Reproduce the portion of the FATCAT project update that starts at "November came and" and stops after "in that case.".

**** Quoted passage

I've decided to stop working on this project for the time being. I had planned to release a source code version 1.0, but I just can't seem to find the motivation to start working on the code again. I guess I've fallen out of love with the project. Also there's some other stuff I'd rather be working on right now.

The main thing I wanted for version 1.0 was to change how the chord editor works in order to make it a bit more flexible. However I want to point out that the current version (0.8) is fully functional, and has no known bugs.

All resources necessary for building a FATCAT device are available in the files section. The project page also has detailed build instructions. There's also a link to a Youtube tutorial in the project details section.

 If you decide to make one I encourage you to send me suggestions for improvements or new features. And also let me know if you find any bugs. Any feedback is welcome.

November came and went, and while I've been able to do some work on the project, I haven't yet had time to put the final touches to the source code. There's really not much work needed, I probably only need 3 to 4 days for doing the necessary changes and testing. I just have to find the time.

So I'm giving myself another month to work on the project. Hopefully I'll find some time between now and the end of 2018 to get it done.

On the bright side I'm now satisfied with the PCB layout and the 3D-printed parts, and I can focus my attention on coding.

I've now made the "final" prototype for FATCAT. Of course there could always be some changes in the future, but they will probably be very minor in that case.

********
**** Data provided

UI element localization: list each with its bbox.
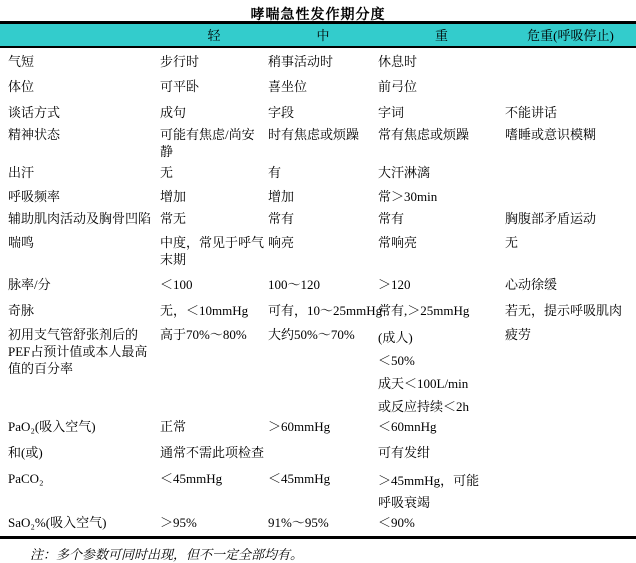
table-cell: 疲劳 bbox=[505, 326, 636, 343]
table-cell: 不能讲话 bbox=[505, 104, 636, 121]
row-label: 初用支气管舒张剂后的 PEF占预计值或本人最高 值的百分率 bbox=[8, 326, 160, 377]
table-row-and-or: 和(或) 通常不需此项检查 可有发绀 bbox=[0, 444, 636, 470]
table-cell: 无 bbox=[160, 164, 268, 181]
table-cell: 无 bbox=[505, 234, 636, 251]
table-row-sao2: SaO₂%(吸入空气) ＞95% 91%～95% ＜90% bbox=[0, 514, 636, 536]
footnote: 注：多个参数可同时出现，但不一定全部均有。 bbox=[0, 539, 636, 563]
table-cell: 响亮 bbox=[268, 234, 378, 251]
table-row-speech: 谈话方式 成句 字段 字词 不能讲话 bbox=[0, 104, 636, 126]
table-cell: ＞95% bbox=[160, 514, 268, 531]
table-row-pulsus-paradoxus: 奇脉 无，＜10mmHg 可有，10～25mmHg 常有,＞25mmHg 若无，… bbox=[0, 302, 636, 326]
table-cell: 字词 bbox=[378, 104, 505, 121]
row-label: 出汗 bbox=[8, 164, 160, 181]
table-cell: 常响亮 bbox=[378, 234, 505, 251]
table-cell: ＞45mmHg，可能 呼吸衰竭 bbox=[378, 470, 505, 514]
table-cell: ＜45mmHg bbox=[160, 470, 268, 487]
table-cell: 正常 bbox=[160, 418, 268, 435]
table-cell: ＜60mnHg bbox=[378, 418, 505, 435]
table-row-sweating: 出汗 无 有 大汗淋漓 bbox=[0, 164, 636, 188]
table-cell: 嗜睡或意识模糊 bbox=[505, 126, 636, 143]
table-cell: 休息时 bbox=[378, 53, 505, 70]
column-header-critical: 危重(呼吸停止) bbox=[505, 27, 636, 44]
table-cell: 字段 bbox=[268, 104, 378, 121]
row-label: 气短 bbox=[8, 53, 160, 70]
asthma-severity-classification-table: 哮喘急性发作期分度 轻 中 重 危重(呼吸停止) 气短 步行时 稍事活动时 休息… bbox=[0, 0, 636, 563]
table-cell: 喜坐位 bbox=[268, 78, 378, 95]
table-row-paco2: PaCO₂ ＜45mmHg ＜45mmHg ＞45mmHg，可能 呼吸衰竭 bbox=[0, 470, 636, 514]
table-cell: 可能有焦虑/尚安 静 bbox=[160, 126, 268, 160]
row-label: 辅助肌肉活动及胸骨凹陷 bbox=[8, 210, 160, 227]
row-label: 脉率/分 bbox=[8, 276, 160, 293]
table-cell: 通常不需此项检查 bbox=[160, 444, 268, 461]
table-row-pao2: PaO₂(吸入空气) 正常 ＞60mmHg ＜60mnHg bbox=[0, 418, 636, 444]
table-row-accessory-muscles: 辅助肌肉活动及胸骨凹陷 常无 常有 常有 胸腹部矛盾运动 bbox=[0, 210, 636, 234]
table-cell: 可有，10～25mmHg bbox=[268, 302, 378, 319]
row-label: PaO₂(吸入空气) bbox=[8, 418, 160, 435]
table-row-shortness-of-breath: 气短 步行时 稍事活动时 休息时 bbox=[0, 53, 636, 78]
table-cell: 常有,＞25mmHg bbox=[378, 302, 505, 319]
table-cell: 大汗淋漓 bbox=[378, 164, 505, 181]
table-cell: 100～120 bbox=[268, 276, 378, 293]
column-header-severe: 重 bbox=[378, 27, 505, 44]
row-label: SaO₂%(吸入空气) bbox=[8, 514, 160, 531]
column-header-mild: 轻 bbox=[160, 27, 268, 44]
table-row-position: 体位 可平卧 喜坐位 前弓位 bbox=[0, 78, 636, 104]
row-label: 奇脉 bbox=[8, 302, 160, 319]
row-label: 和(或) bbox=[8, 444, 160, 461]
table-cell: 增加 bbox=[160, 188, 268, 205]
table-cell: 可有发绀 bbox=[378, 444, 505, 461]
column-header-moderate: 中 bbox=[268, 27, 378, 44]
table-body: 气短 步行时 稍事活动时 休息时 体位 可平卧 喜坐位 前弓位 谈话方式 成句 … bbox=[0, 48, 636, 536]
table-header-row: 轻 中 重 危重(呼吸停止) bbox=[0, 21, 636, 48]
table-cell: 胸腹部矛盾运动 bbox=[505, 210, 636, 227]
table-cell: 可平卧 bbox=[160, 78, 268, 95]
table-row-pulse-rate: 脉率/分 ＜100 100～120 ＞120 心动徐缓 bbox=[0, 276, 636, 302]
table-cell: ＜45mmHg bbox=[268, 470, 378, 487]
table-cell: 有 bbox=[268, 164, 378, 181]
table-cell: 中度，常见于呼气 末期 bbox=[160, 234, 268, 268]
table-cell: ＜90% bbox=[378, 514, 505, 531]
row-label: 精神状态 bbox=[8, 126, 160, 143]
table-row-wheeze: 喘鸣 中度，常见于呼气 末期 响亮 常响亮 无 bbox=[0, 234, 636, 276]
table-cell: 常＞30min bbox=[378, 188, 505, 205]
table-cell: 无，＜10mmHg bbox=[160, 302, 268, 319]
table-cell: 91%～95% bbox=[268, 514, 378, 531]
table-cell: 步行时 bbox=[160, 53, 268, 70]
table-row-mental-state: 精神状态 可能有焦虑/尚安 静 时有焦虑或烦躁 常有焦虑或烦躁 嗜睡或意识模糊 bbox=[0, 126, 636, 164]
page-title: 哮喘急性发作期分度 bbox=[0, 0, 636, 21]
table-row-pef: 初用支气管舒张剂后的 PEF占预计值或本人最高 值的百分率 高于70%～80% … bbox=[0, 326, 636, 418]
table-cell: 常有 bbox=[378, 210, 505, 227]
table-cell: 若无，提示呼吸肌肉 bbox=[505, 302, 636, 319]
table-cell: 常有焦虑或烦躁 bbox=[378, 126, 505, 143]
table-row-respiratory-rate: 呼吸频率 增加 增加 常＞30min bbox=[0, 188, 636, 210]
table-cell: 稍事活动时 bbox=[268, 53, 378, 70]
row-label: 体位 bbox=[8, 78, 160, 95]
row-label: 喘鸣 bbox=[8, 234, 160, 251]
table-cell: ＞120 bbox=[378, 276, 505, 293]
table-cell: 时有焦虑或烦躁 bbox=[268, 126, 378, 143]
table-cell: 高于70%～80% bbox=[160, 326, 268, 343]
table-cell: 常无 bbox=[160, 210, 268, 227]
table-cell: 常有 bbox=[268, 210, 378, 227]
table-cell: ＞60mmHg bbox=[268, 418, 378, 435]
table-cell: 前弓位 bbox=[378, 78, 505, 95]
table-cell: 增加 bbox=[268, 188, 378, 205]
table-cell: 成句 bbox=[160, 104, 268, 121]
row-label: 谈话方式 bbox=[8, 104, 160, 121]
table-cell: 大约50%～70% bbox=[268, 326, 378, 343]
table-cell: (成人) ＜50% 成天＜100L/min 或反应持续＜2h bbox=[378, 326, 505, 418]
table-cell: ＜100 bbox=[160, 276, 268, 293]
row-label: 呼吸频率 bbox=[8, 188, 160, 205]
row-label: PaCO₂ bbox=[8, 470, 160, 487]
table-cell: 心动徐缓 bbox=[505, 276, 636, 293]
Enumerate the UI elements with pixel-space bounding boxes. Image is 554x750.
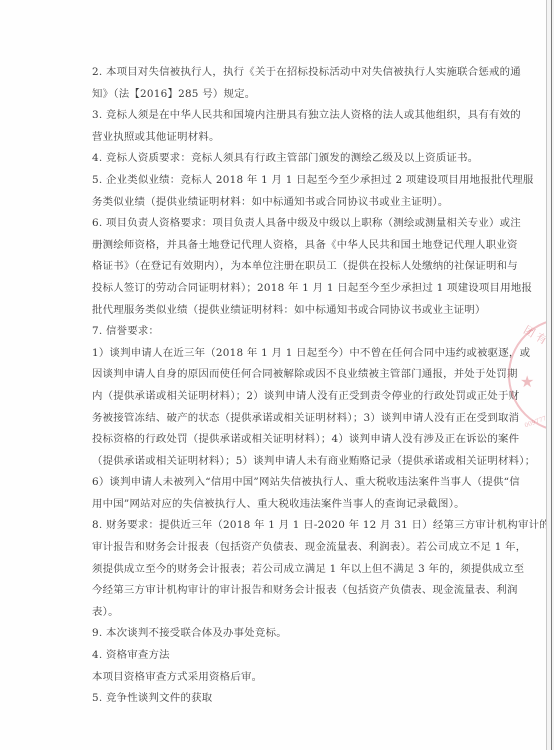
text-line: 务被接管冻结、破产的状态（提供承诺或相关证明材料）；3）谈判申请人没有正在受到取… — [92, 408, 472, 430]
section-heading: 4. 资格审查方法 — [92, 645, 472, 667]
text-line: 3. 竞标人须是在中华人民共和国境内注册具有独立法人资格的法人或其他组织，具有有… — [92, 105, 472, 127]
text-line: （提供承诺或相关证明材料）；5）谈判申请人未有商业贿赂记录（提供承诺或相关证明材… — [92, 451, 472, 473]
text-line: 内（提供承诺或相关证明材料）；2）谈判申请人没有正受到责令停业的行政处罚或正处于… — [92, 386, 472, 408]
text-line: 8. 财务要求：提供近三年（2018 年 1 月 1 日-2020 年 12 月… — [92, 515, 472, 537]
page-edge-border — [546, 0, 554, 750]
text-line: 格证书》（在登记有效期内），为本单位注册在职员工（提供在投标人处缴纳的社保证明和… — [92, 256, 472, 278]
text-line: 6）谈判申请人未被列入“信用中国”网站失信被执行人、重大税收违法案件当事人（提供… — [92, 472, 472, 494]
text-line: 今经第三方审计机构审计的审计报告和财务会计报表（包括资产负债表、现金流量表、利润 — [92, 580, 472, 602]
text-line: 7. 信誉要求： — [92, 321, 472, 343]
document-page: 2. 本项目对失信被执行人，执行《关于在招标投标活动中对失信被执行人实施联合惩戒… — [0, 0, 547, 750]
text-line: 9. 本次谈判不接受联合体及办事处竞标。 — [92, 623, 472, 645]
document-body: 2. 本项目对失信被执行人，执行《关于在招标投标活动中对失信被执行人实施联合惩戒… — [92, 62, 472, 710]
section-heading: 5. 竞争性谈判文件的获取 — [92, 688, 472, 710]
text-line: 6. 项目负责人资格要求：项目负责人具备中级及中级以上职称（测绘或测量相关专业）… — [92, 213, 472, 235]
text-line: 1）谈判申请人在近三年（2018 年 1 月 1 日起至今）中不曾在任何合同中违… — [92, 343, 472, 365]
stamp-star-icon: ★ — [520, 372, 534, 391]
text-line: 知》（法【2016】285 号）规定。 — [92, 84, 472, 106]
text-line: 须提供成立至今的财务会计报表；若公司成立满足 1 年以上但不满足 3 年的，须提… — [92, 559, 472, 581]
text-line: 投标人签订的劳动合同证明材料）；2018 年 1 月 1 日起至今至少承担过 1… — [92, 278, 472, 300]
text-line: 本项目资格审查方式采用资格后审。 — [92, 667, 472, 689]
text-line: 审计报告和财务会计报表（包括资产负债表、现金流量表、利润表）。若公司成立不足 1… — [92, 537, 472, 559]
text-line: 4. 竞标人资质要求：竞标人须具有行政主管部门颁发的测绘乙级及以上资质证书。 — [92, 148, 472, 170]
text-line: 因谈判申请人自身的原因而使任何合同被解除或因不良业绩被主管部门通报，并处于处罚期 — [92, 364, 472, 386]
text-line: 务类似业绩（提供业绩证明材料：如中标通知书或合同协议书或业主证明）。 — [92, 192, 472, 214]
text-line: 批代理服务类似业绩（提供业绩证明材料：如中标通知书或合同协议书或业主证明） — [92, 300, 472, 322]
text-line: 册测绘师资格，并具备土地登记代理人资格，具备《中华人民共和国土地登记代理人职业资 — [92, 235, 472, 257]
text-line: 表）。 — [92, 602, 472, 624]
text-line: 投标资格的行政处罚（提供承诺或相关证明材料）；4）谈判申请人没有涉及正在诉讼的案… — [92, 429, 472, 451]
text-line: 营业执照或其他证明材料。 — [92, 127, 472, 149]
text-line: 用中国”网站对应的失信被执行人、重大税收违法案件当事人的查询记录截图）。 — [92, 494, 472, 516]
text-line: 2. 本项目对失信被执行人，执行《关于在招标投标活动中对失信被执行人实施联合惩戒… — [92, 62, 472, 84]
text-line: 5. 企业类似业绩：竞标人 2018 年 1 月 1 日起至今至少承担过 2 项… — [92, 170, 472, 192]
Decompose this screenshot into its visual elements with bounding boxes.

********

### Response
November came and went, and while I've been able to do some work on the project, I haven't yet had time to put the final touches to the source code. There's really not much work needed, I probably only need 3 to 4 days for doing the necessary changes and testing. I just have to find the time.

So I'm giving myself another month to work on the project. Hopefully I'll find some time between now and the end of 2018 to get it done.

On the bright side I'm now satisfied with the PCB layout and the 3D-printed parts, and I can focus my attention on coding.

I've now made the "final" prototype for FATCAT. Of course there could always be some changes in the future, but they will probably be very minor in that case.